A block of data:

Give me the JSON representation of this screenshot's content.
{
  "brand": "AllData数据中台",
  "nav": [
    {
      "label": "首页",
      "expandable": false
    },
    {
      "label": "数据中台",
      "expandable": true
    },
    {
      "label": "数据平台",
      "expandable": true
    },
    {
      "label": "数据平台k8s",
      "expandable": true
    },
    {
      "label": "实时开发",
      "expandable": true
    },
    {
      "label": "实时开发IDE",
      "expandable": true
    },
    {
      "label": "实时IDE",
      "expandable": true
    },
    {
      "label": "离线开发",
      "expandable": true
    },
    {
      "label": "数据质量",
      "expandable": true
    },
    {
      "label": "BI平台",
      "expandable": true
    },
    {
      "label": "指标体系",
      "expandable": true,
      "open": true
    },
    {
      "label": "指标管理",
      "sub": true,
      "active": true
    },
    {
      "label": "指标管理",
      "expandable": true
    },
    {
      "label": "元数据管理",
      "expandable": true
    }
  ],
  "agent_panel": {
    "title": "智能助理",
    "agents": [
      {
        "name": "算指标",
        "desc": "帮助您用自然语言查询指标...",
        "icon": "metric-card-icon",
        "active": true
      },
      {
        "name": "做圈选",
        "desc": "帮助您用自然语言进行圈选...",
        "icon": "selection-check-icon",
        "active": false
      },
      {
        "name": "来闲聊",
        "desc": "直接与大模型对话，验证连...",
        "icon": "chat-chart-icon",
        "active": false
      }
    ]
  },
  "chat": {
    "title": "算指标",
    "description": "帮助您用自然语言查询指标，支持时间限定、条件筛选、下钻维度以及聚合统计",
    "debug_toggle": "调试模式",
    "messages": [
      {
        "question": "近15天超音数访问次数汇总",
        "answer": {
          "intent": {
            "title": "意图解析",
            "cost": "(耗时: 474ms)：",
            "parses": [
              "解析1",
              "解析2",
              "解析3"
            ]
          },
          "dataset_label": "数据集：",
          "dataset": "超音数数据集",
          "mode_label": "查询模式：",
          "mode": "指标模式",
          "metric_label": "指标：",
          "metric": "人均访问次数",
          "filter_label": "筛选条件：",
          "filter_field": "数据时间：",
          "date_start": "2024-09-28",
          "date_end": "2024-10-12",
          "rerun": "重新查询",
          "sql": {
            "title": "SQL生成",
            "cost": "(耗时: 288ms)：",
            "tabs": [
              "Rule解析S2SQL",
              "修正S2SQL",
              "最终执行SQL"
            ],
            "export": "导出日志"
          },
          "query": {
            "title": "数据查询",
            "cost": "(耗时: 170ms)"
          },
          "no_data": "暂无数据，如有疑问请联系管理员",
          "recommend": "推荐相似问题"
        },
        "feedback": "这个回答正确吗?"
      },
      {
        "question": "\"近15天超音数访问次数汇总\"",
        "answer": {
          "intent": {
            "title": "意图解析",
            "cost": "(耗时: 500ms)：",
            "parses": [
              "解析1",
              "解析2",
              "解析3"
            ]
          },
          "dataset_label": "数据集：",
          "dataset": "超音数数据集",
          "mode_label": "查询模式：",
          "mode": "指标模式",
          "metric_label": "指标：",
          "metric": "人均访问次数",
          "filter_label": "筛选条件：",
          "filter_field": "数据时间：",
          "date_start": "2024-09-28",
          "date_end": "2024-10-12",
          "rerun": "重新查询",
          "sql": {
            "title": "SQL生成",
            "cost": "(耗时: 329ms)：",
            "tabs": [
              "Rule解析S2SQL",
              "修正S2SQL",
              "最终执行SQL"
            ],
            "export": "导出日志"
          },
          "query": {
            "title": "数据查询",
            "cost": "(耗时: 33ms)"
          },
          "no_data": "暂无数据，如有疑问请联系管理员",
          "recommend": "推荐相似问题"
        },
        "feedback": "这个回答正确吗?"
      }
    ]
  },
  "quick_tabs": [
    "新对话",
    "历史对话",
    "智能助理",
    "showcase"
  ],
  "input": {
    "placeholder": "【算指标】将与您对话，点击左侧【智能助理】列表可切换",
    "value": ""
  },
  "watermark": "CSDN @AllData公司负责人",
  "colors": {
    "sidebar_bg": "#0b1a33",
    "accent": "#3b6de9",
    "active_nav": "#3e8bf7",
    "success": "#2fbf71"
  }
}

WORK REQUIRED:
Quote the data above in full, changing nothing.

TASK ANSWER:
Give me the JSON representation of this screenshot's content.
{
  "brand": "AllData数据中台",
  "nav": [
    {
      "label": "首页",
      "expandable": false
    },
    {
      "label": "数据中台",
      "expandable": true
    },
    {
      "label": "数据平台",
      "expandable": true
    },
    {
      "label": "数据平台k8s",
      "expandable": true
    },
    {
      "label": "实时开发",
      "expandable": true
    },
    {
      "label": "实时开发IDE",
      "expandable": true
    },
    {
      "label": "实时IDE",
      "expandable": true
    },
    {
      "label": "离线开发",
      "expandable": true
    },
    {
      "label": "数据质量",
      "expandable": true
    },
    {
      "label": "BI平台",
      "expandable": true
    },
    {
      "label": "指标体系",
      "expandable": true,
      "open": true
    },
    {
      "label": "指标管理",
      "sub": true,
      "active": true
    },
    {
      "label": "指标管理",
      "expandable": true
    },
    {
      "label": "元数据管理",
      "expandable": true
    }
  ],
  "agent_panel": {
    "title": "智能助理",
    "agents": [
      {
        "name": "算指标",
        "desc": "帮助您用自然语言查询指标...",
        "icon": "metric-card-icon",
        "active": true
      },
      {
        "name": "做圈选",
        "desc": "帮助您用自然语言进行圈选...",
        "icon": "selection-check-icon",
        "active": false
      },
      {
        "name": "来闲聊",
        "desc": "直接与大模型对话，验证连...",
        "icon": "chat-chart-icon",
        "active": false
      }
    ]
  },
  "chat": {
    "title": "算指标",
    "description": "帮助您用自然语言查询指标，支持时间限定、条件筛选、下钻维度以及聚合统计",
    "debug_toggle": "调试模式",
    "messages": [
      {
        "question": "近15天超音数访问次数汇总",
        "answer": {
          "intent": {
            "title": "意图解析",
            "cost": "(耗时: 474ms)：",
            "parses": [
              "解析1",
              "解析2",
              "解析3"
            ]
          },
          "dataset_label": "数据集：",
          "dataset": "超音数数据集",
          "mode_label": "查询模式：",
          "mode": "指标模式",
          "metric_label": "指标：",
          "metric": "人均访问次数",
          "filter_label": "筛选条件：",
          "filter_field": "数据时间：",
          "date_start": "2024-09-28",
          "date_end": "2024-10-12",
          "rerun": "重新查询",
          "sql": {
            "title": "SQL生成",
            "cost": "(耗时: 288ms)：",
            "tabs": [
              "Rule解析S2SQL",
              "修正S2SQL",
              "最终执行SQL"
            ],
            "export": "导出日志"
          },
          "query": {
            "title": "数据查询",
            "cost": "(耗时: 170ms)"
          },
          "no_data": "暂无数据，如有疑问请联系管理员",
          "recommend": "推荐相似问题"
        },
        "feedback": "这个回答正确吗?"
      },
      {
        "question": "\"近15天超音数访问次数汇总\"",
        "answer": {
          "intent": {
            "title": "意图解析",
            "cost": "(耗时: 500ms)：",
            "parses": [
              "解析1",
              "解析2",
              "解析3"
            ]
          },
          "dataset_label": "数据集：",
          "dataset": "超音数数据集",
          "mode_label": "查询模式：",
          "mode": "指标模式",
          "metric_label": "指标：",
          "metric": "人均访问次数",
          "filter_label": "筛选条件：",
          "filter_field": "数据时间：",
          "date_start": "2024-09-28",
          "date_end": "2024-10-12",
          "rerun": "重新查询",
          "sql": {
            "title": "SQL生成",
            "cost": "(耗时: 329ms)：",
            "tabs": [
              "Rule解析S2SQL",
              "修正S2SQL",
              "最终执行SQL"
            ],
            "export": "导出日志"
          },
          "query": {
            "title": "数据查询",
            "cost": "(耗时: 33ms)"
          },
          "no_data": "暂无数据，如有疑问请联系管理员",
          "recommend": "推荐相似问题"
        },
        "feedback": "这个回答正确吗?"
      }
    ]
  },
  "quick_tabs": [
    "新对话",
    "历史对话",
    "智能助理",
    "showcase"
  ],
  "input": {
    "placeholder": "【算指标】将与您对话，点击左侧【智能助理】列表可切换",
    "value": ""
  },
  "watermark": "CSDN @AllData公司负责人",
  "colors": {
    "sidebar_bg": "#0b1a33",
    "accent": "#3b6de9",
    "active_nav": "#3e8bf7",
    "success": "#2fbf71"
  }
}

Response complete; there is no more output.